● LISTING
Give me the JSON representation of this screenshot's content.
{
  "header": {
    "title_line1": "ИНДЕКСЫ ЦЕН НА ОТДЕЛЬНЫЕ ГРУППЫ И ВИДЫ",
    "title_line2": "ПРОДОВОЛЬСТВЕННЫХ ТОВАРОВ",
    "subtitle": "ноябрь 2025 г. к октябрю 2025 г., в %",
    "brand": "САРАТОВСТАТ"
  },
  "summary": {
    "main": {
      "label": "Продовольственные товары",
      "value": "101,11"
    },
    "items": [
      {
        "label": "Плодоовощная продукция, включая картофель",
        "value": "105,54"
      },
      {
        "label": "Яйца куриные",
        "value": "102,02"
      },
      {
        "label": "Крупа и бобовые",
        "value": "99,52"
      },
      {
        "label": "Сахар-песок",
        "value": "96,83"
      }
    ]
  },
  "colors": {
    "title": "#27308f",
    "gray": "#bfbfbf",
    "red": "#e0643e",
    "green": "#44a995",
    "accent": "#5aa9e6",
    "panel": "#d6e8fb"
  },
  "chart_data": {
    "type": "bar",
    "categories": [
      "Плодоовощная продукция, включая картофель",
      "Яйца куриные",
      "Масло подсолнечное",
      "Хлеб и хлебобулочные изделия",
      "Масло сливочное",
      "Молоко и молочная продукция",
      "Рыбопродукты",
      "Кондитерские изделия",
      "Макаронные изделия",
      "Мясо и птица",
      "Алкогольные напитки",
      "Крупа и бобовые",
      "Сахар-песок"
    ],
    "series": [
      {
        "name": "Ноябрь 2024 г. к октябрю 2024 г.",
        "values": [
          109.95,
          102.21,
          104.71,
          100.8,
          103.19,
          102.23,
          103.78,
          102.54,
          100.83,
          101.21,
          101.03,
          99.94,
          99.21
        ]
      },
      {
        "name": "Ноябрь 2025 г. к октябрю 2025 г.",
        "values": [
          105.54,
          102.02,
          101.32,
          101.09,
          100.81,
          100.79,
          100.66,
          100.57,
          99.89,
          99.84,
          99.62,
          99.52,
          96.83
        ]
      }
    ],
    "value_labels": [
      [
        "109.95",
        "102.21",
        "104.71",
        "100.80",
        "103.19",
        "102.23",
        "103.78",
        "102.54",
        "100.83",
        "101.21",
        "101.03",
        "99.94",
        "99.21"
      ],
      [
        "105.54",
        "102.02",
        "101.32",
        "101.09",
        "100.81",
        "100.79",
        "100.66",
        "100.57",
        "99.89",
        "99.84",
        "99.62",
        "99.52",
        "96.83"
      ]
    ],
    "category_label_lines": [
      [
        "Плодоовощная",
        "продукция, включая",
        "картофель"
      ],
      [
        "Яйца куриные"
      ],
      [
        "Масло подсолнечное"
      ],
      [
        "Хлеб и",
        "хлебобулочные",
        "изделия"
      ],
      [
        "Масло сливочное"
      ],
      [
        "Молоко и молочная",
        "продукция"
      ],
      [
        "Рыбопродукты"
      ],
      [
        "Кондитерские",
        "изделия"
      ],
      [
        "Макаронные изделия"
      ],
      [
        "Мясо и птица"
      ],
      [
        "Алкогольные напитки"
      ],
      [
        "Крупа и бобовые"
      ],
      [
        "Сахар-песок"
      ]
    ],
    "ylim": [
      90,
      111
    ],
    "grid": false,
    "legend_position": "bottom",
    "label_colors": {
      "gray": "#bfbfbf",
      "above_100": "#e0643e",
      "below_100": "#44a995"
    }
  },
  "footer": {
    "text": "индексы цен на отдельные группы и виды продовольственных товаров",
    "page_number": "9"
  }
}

● WHAT YOU WILL DO
Produce an exact copy of every entry above.

● OUTPUT FOR THIS TASK
Give me the JSON representation of this screenshot's content.
{
  "header": {
    "title_line1": "ИНДЕКСЫ ЦЕН НА ОТДЕЛЬНЫЕ ГРУППЫ И ВИДЫ",
    "title_line2": "ПРОДОВОЛЬСТВЕННЫХ ТОВАРОВ",
    "subtitle": "ноябрь 2025 г. к октябрю 2025 г., в %",
    "brand": "САРАТОВСТАТ"
  },
  "summary": {
    "main": {
      "label": "Продовольственные товары",
      "value": "101,11"
    },
    "items": [
      {
        "label": "Плодоовощная продукция, включая картофель",
        "value": "105,54"
      },
      {
        "label": "Яйца куриные",
        "value": "102,02"
      },
      {
        "label": "Крупа и бобовые",
        "value": "99,52"
      },
      {
        "label": "Сахар-песок",
        "value": "96,83"
      }
    ]
  },
  "colors": {
    "title": "#27308f",
    "gray": "#bfbfbf",
    "red": "#e0643e",
    "green": "#44a995",
    "accent": "#5aa9e6",
    "panel": "#d6e8fb"
  },
  "chart_data": {
    "type": "bar",
    "categories": [
      "Плодоовощная продукция, включая картофель",
      "Яйца куриные",
      "Масло подсолнечное",
      "Хлеб и хлебобулочные изделия",
      "Масло сливочное",
      "Молоко и молочная продукция",
      "Рыбопродукты",
      "Кондитерские изделия",
      "Макаронные изделия",
      "Мясо и птица",
      "Алкогольные напитки",
      "Крупа и бобовые",
      "Сахар-песок"
    ],
    "series": [
      {
        "name": "Ноябрь 2024 г. к октябрю 2024 г.",
        "values": [
          109.95,
          102.21,
          104.71,
          100.8,
          103.19,
          102.23,
          103.78,
          102.54,
          100.83,
          101.21,
          101.03,
          99.94,
          99.21
        ]
      },
      {
        "name": "Ноябрь 2025 г. к октябрю 2025 г.",
        "values": [
          105.54,
          102.02,
          101.32,
          101.09,
          100.81,
          100.79,
          100.66,
          100.57,
          99.89,
          99.84,
          99.62,
          99.52,
          96.83
        ]
      }
    ],
    "value_labels": [
      [
        "109.95",
        "102.21",
        "104.71",
        "100.80",
        "103.19",
        "102.23",
        "103.78",
        "102.54",
        "100.83",
        "101.21",
        "101.03",
        "99.94",
        "99.21"
      ],
      [
        "105.54",
        "102.02",
        "101.32",
        "101.09",
        "100.81",
        "100.79",
        "100.66",
        "100.57",
        "99.89",
        "99.84",
        "99.62",
        "99.52",
        "96.83"
      ]
    ],
    "category_label_lines": [
      [
        "Плодоовощная",
        "продукция, включая",
        "картофель"
      ],
      [
        "Яйца куриные"
      ],
      [
        "Масло подсолнечное"
      ],
      [
        "Хлеб и",
        "хлебобулочные",
        "изделия"
      ],
      [
        "Масло сливочное"
      ],
      [
        "Молоко и молочная",
        "продукция"
      ],
      [
        "Рыбопродукты"
      ],
      [
        "Кондитерские",
        "изделия"
      ],
      [
        "Макаронные изделия"
      ],
      [
        "Мясо и птица"
      ],
      [
        "Алкогольные напитки"
      ],
      [
        "Крупа и бобовые"
      ],
      [
        "Сахар-песок"
      ]
    ],
    "ylim": [
      90,
      111
    ],
    "grid": false,
    "legend_position": "bottom",
    "label_colors": {
      "gray": "#bfbfbf",
      "above_100": "#e0643e",
      "below_100": "#44a995"
    }
  },
  "footer": {
    "text": "индексы цен на отдельные группы и виды продовольственных товаров",
    "page_number": "9"
  }
}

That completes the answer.